Task details: Collect every line that includes the string "получение".

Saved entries
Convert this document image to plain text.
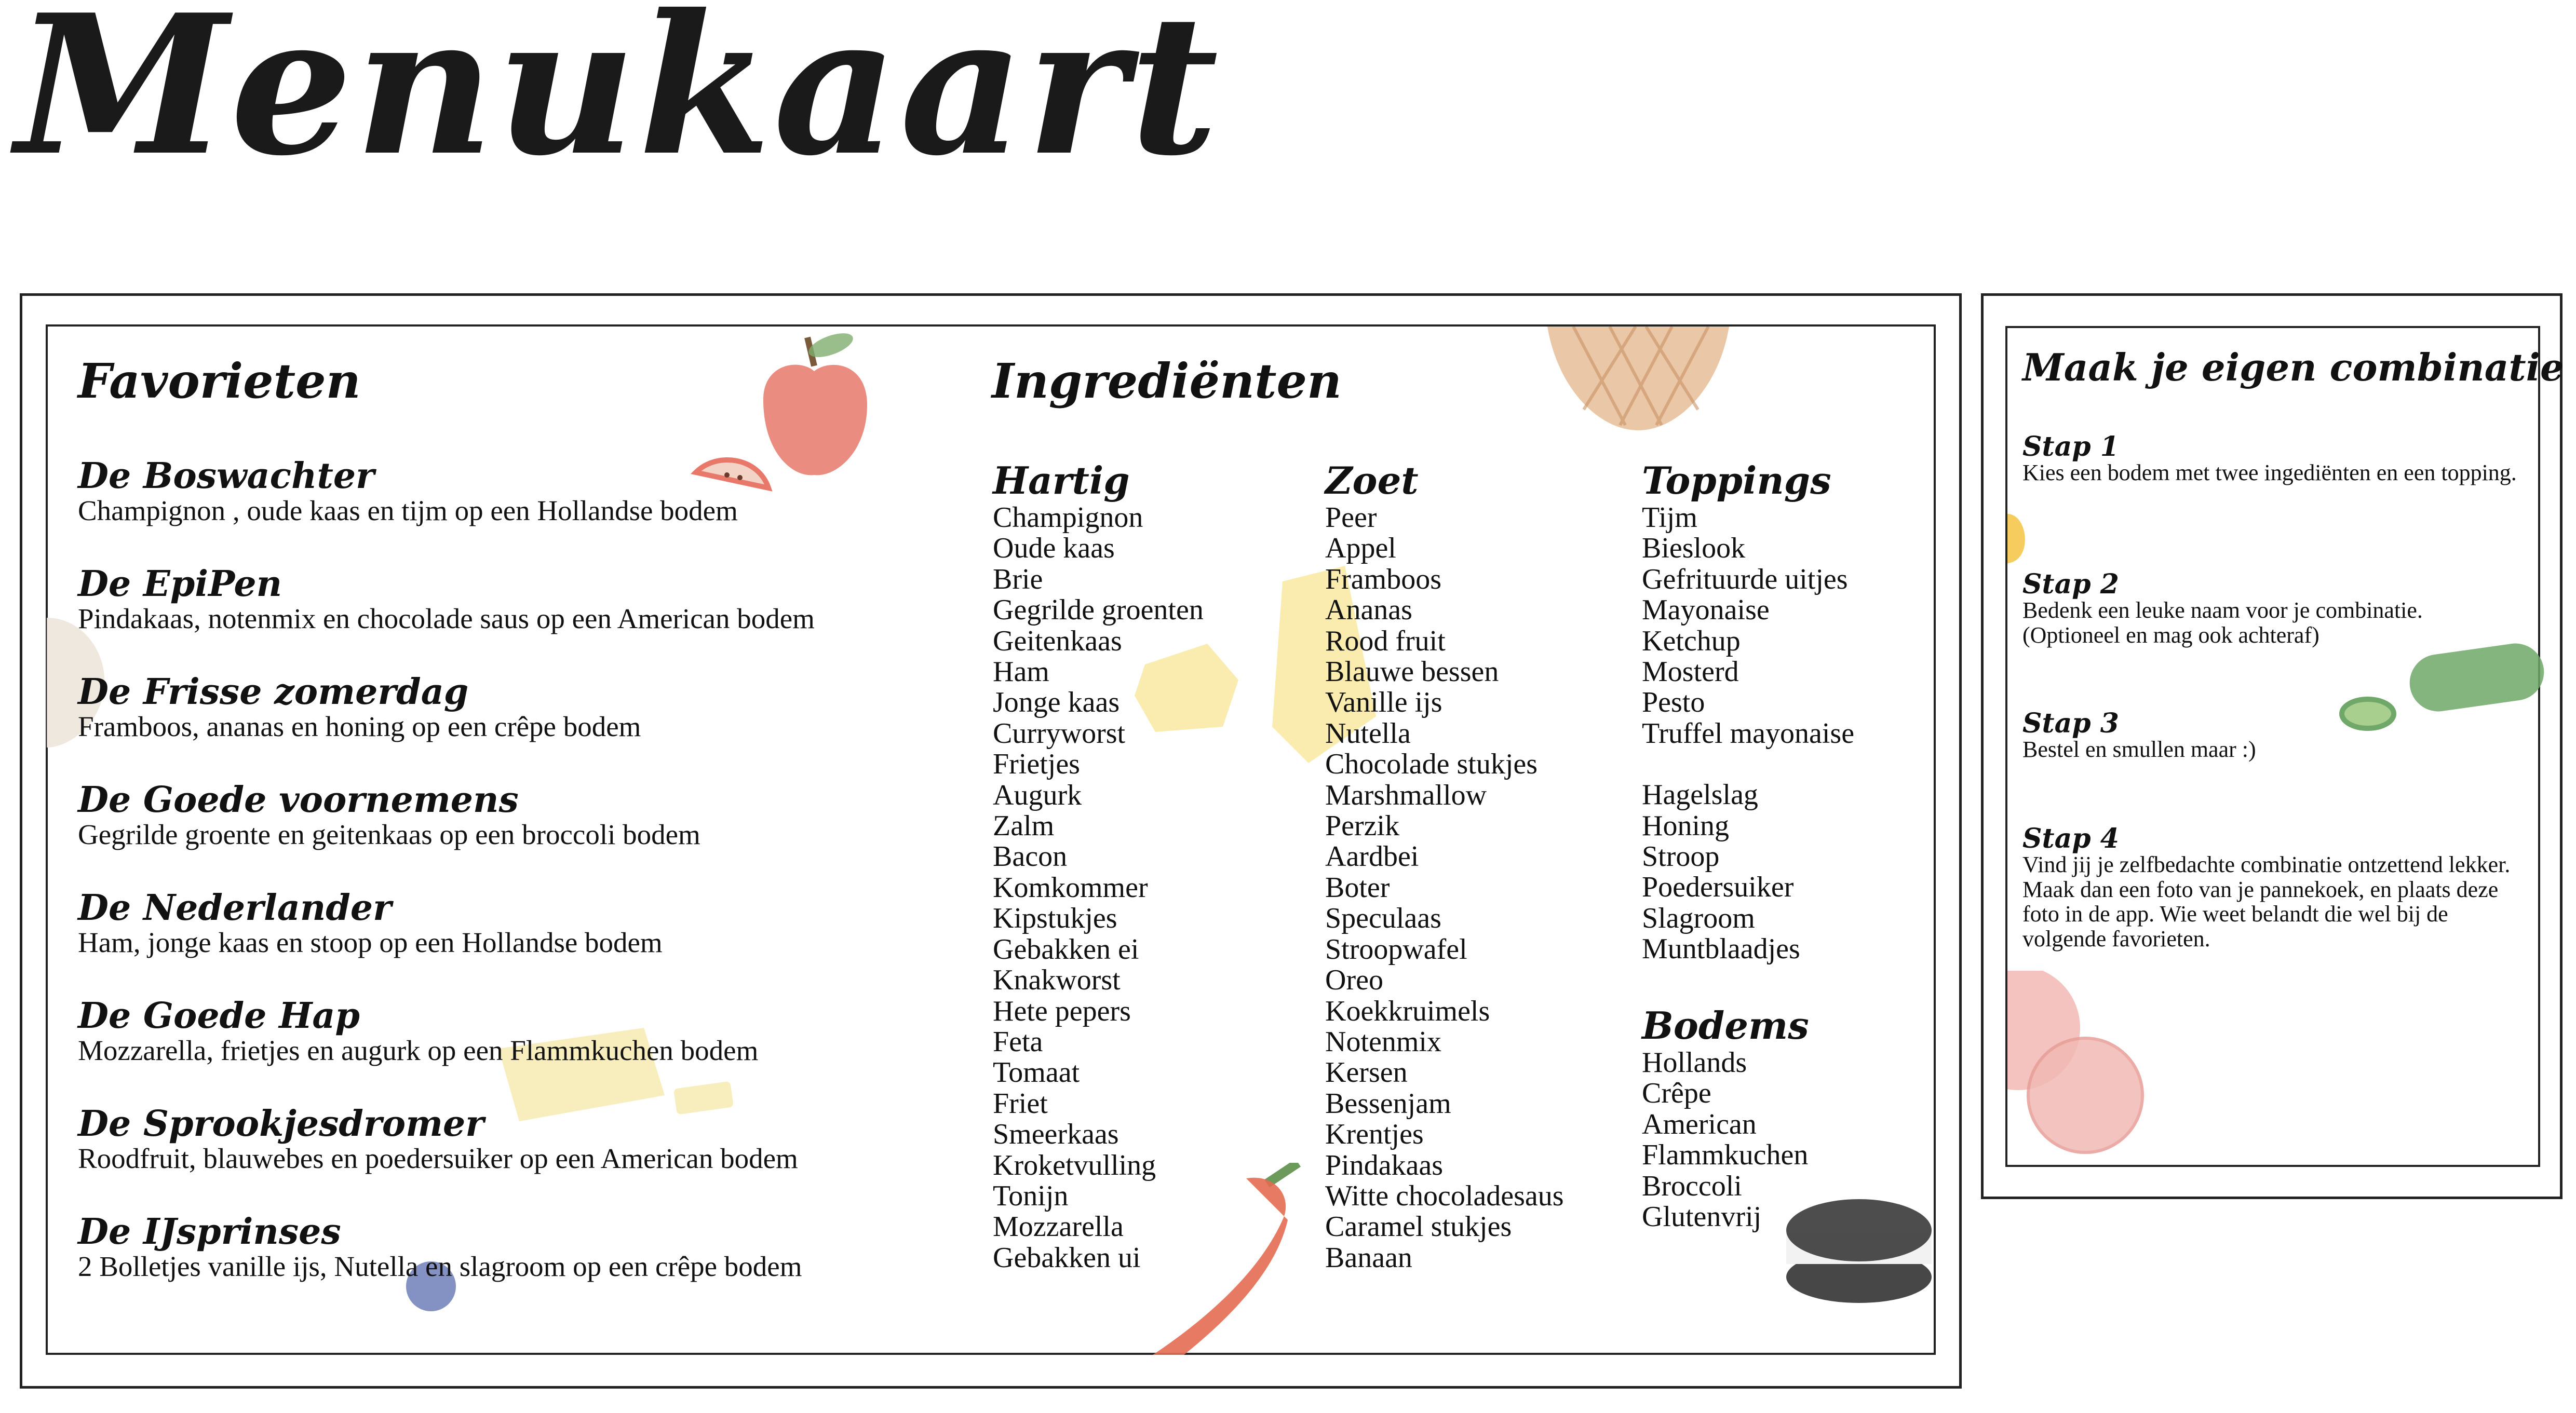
Menukaart
Favorieten
De Boswachter
Champignon , oude kaas en tijm op een Hollandse bodem
De EpiPen
Pindakaas, notenmix en chocolade saus op een American bodem
De Frisse zomerdag
Framboos, ananas en honing op een crêpe bodem
De Goede voornemens
Gegrilde groente en geitenkaas op een broccoli bodem
De Nederlander
Ham, jonge kaas en stoop op een Hollandse bodem
De Goede Hap
Mozzarella, frietjes en augurk op een Flammkuchen bodem
De Sprookjesdromer
Roodfruit, blauwebes en poedersuiker op een American bodem
De IJsprinses
2 Bolletjes vanille ijs, Nutella en slagroom op een crêpe bodem
Ingrediënten
Hartig
Champignon
Oude kaas
Brie
Gegrilde groenten
Geitenkaas
Ham
Jonge kaas
Curryworst
Frietjes
Augurk
Zalm
Bacon
Komkommer
Kipstukjes
Gebakken ei
Knakworst
Hete pepers
Feta
Tomaat
Friet
Smeerkaas
Kroketvulling
Tonijn
Mozzarella
Gebakken ui
Zoet
Peer
Appel
Framboos
Ananas
Rood fruit
Blauwe bessen
Vanille ijs
Nutella
Chocolade stukjes
Marshmallow
Perzik
Aardbei
Boter
Speculaas
Stroopwafel
Oreo
Koekkruimels
Notenmix
Kersen
Bessenjam
Krentjes
Pindakaas
Witte chocoladesaus
Caramel stukjes
Banaan
Toppings
Tijm
Bieslook
Gefrituurde uitjes
Mayonaise
Ketchup
Mosterd
Pesto
Truffel mayonaise
Hagelslag
Honing
Stroop
Poedersuiker
Slagroom
Muntblaadjes
Bodems
Hollands
Crêpe
American
Flammkuchen
Broccoli
Glutenvrij
Maak je eigen combinatie
Stap 1
Kies een bodem met twee ingediënten en een topping.
Stap 2
Bedenk een leuke naam voor je combinatie. (Optioneel en mag ook achteraf)
Stap 3
Bestel en smullen maar :)
Stap 4
Vind jij je zelfbedachte combinatie ontzettend lekker. Maak dan een foto van je pannekoek, en plaats deze foto in de app. Wie weet belandt die wel bij de volgende favorieten.
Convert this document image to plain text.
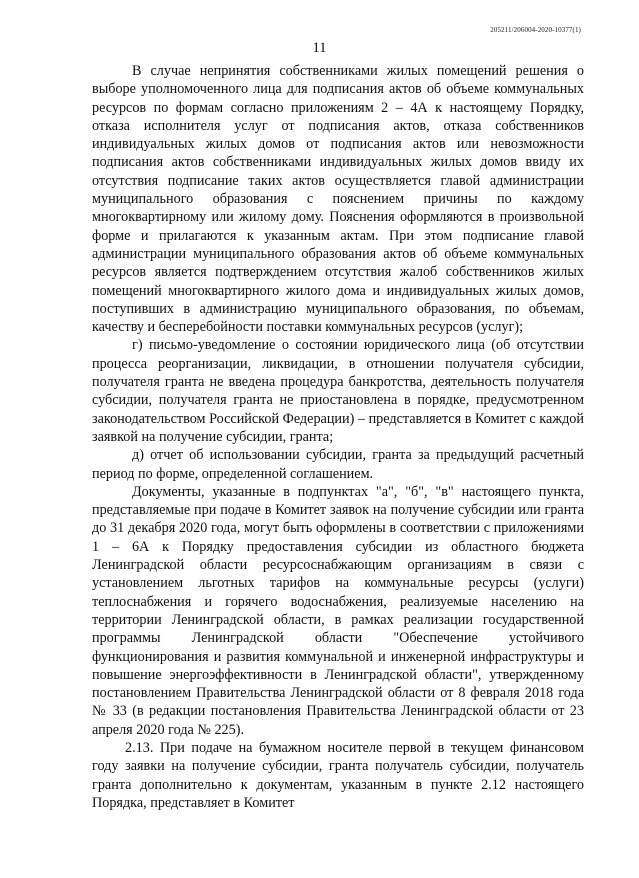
205211/206004-2020-10377(1)
11

В случае непринятия собственниками жилых помещений решения о выборе уполномоченного лица для подписания актов об объеме коммунальных ресурсов по формам согласно приложениям 2 – 4А к настоящему Порядку, отказа исполнителя услуг от подписания актов, отказа собственников индивидуальных жилых домов от подписания актов или невозможности подписания актов собственниками индивидуальных жилых домов ввиду их отсутствия подписание таких актов осуществляется главой администрации муниципального образования с пояснением причины по каждому многоквартирному или жилому дому. Пояснения оформляются в произвольной форме и прилагаются к указанным актам. При этом подписание главой администрации муниципального образования актов об объеме коммунальных ресурсов является подтверждением отсутствия жалоб собственников жилых помещений многоквартирного жилого дома и индивидуальных жилых домов, поступивших в администрацию муниципального образования, по объемам, качеству и бесперебойности поставки коммунальных ресурсов (услуг);

г) письмо-уведомление о состоянии юридического лица (об отсутствии процесса реорганизации, ликвидации, в отношении получателя субсидии, получателя гранта не введена процедура банкротства, деятельность получателя субсидии, получателя гранта не приостановлена в порядке, предусмотренном законодательством Российской Федерации) – представляется в Комитет с каждой заявкой на получение субсидии, гранта;

д) отчет об использовании субсидии, гранта за предыдущий расчетный период по форме, определенной соглашением.

Документы, указанные в подпунктах "а", "б", "в" настоящего пункта, представляемые при подаче в Комитет заявок на получение субсидии или гранта до 31 декабря 2020 года, могут быть оформлены в соответствии с приложениями 1 – 6А к Порядку предоставления субсидии из областного бюджета Ленинградской области ресурсоснабжающим организациям в связи с установлением льготных тарифов на коммунальные ресурсы (услуги) теплоснабжения и горячего водоснабжения, реализуемые населению на территории Ленинградской области, в рамках реализации государственной программы Ленинградской области "Обеспечение устойчивого функционирования и развития коммунальной и инженерной инфраструктуры и повышение энергоэффективности в Ленинградской области", утвержденному постановлением Правительства Ленинградской области от 8 февраля 2018 года № 33 (в редакции постановления Правительства Ленинградской области от 23 апреля 2020 года № 225).

2.13. При подаче на бумажном носителе первой в текущем финансовом году заявки на получение субсидии, гранта получатель субсидии, получатель гранта дополнительно к документам, указанным в пункте 2.12 настоящего Порядка, представляет в Комитет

Answer in full:
г) письмо-уведомление о состоянии юридического лица (об отсутствии процесса реорганизации, ликвидации, в отношении получателя субсидии, получателя гранта не введена процедура банкротства, деятельность получателя субсидии, получателя гранта не приостановлена в порядке, предусмотренном законодательством Российской Федерации) – представляется в Комитет с каждой заявкой на получение субсидии, гранта;
Документы, указанные в подпунктах "а", "б", "в" настоящего пункта, представляемые при подаче в Комитет заявок на получение субсидии или гранта до 31 декабря 2020 года, могут быть оформлены в соответствии с приложениями 1 – 6А к Порядку предоставления субсидии из областного бюджета Ленинградской области ресурсоснабжающим организациям в связи с установлением льготных тарифов на коммунальные ресурсы (услуги) теплоснабжения и горячего водоснабжения, реализуемые населению на территории Ленинградской области, в рамках реализации государственной программы Ленинградской области "Обеспечение устойчивого функционирования и развития коммунальной и инженерной инфраструктуры и повышение энергоэффективности в Ленинградской области", утвержденному постановлением Правительства Ленинградской области от 8 февраля 2018 года № 33 (в редакции постановления Правительства Ленинградской области от 23 апреля 2020 года № 225).
2.13. При подаче на бумажном носителе первой в текущем финансовом году заявки на получение субсидии, гранта получатель субсидии, получатель гранта дополнительно к документам, указанным в пункте 2.12 настоящего Порядка, представляет в Комитет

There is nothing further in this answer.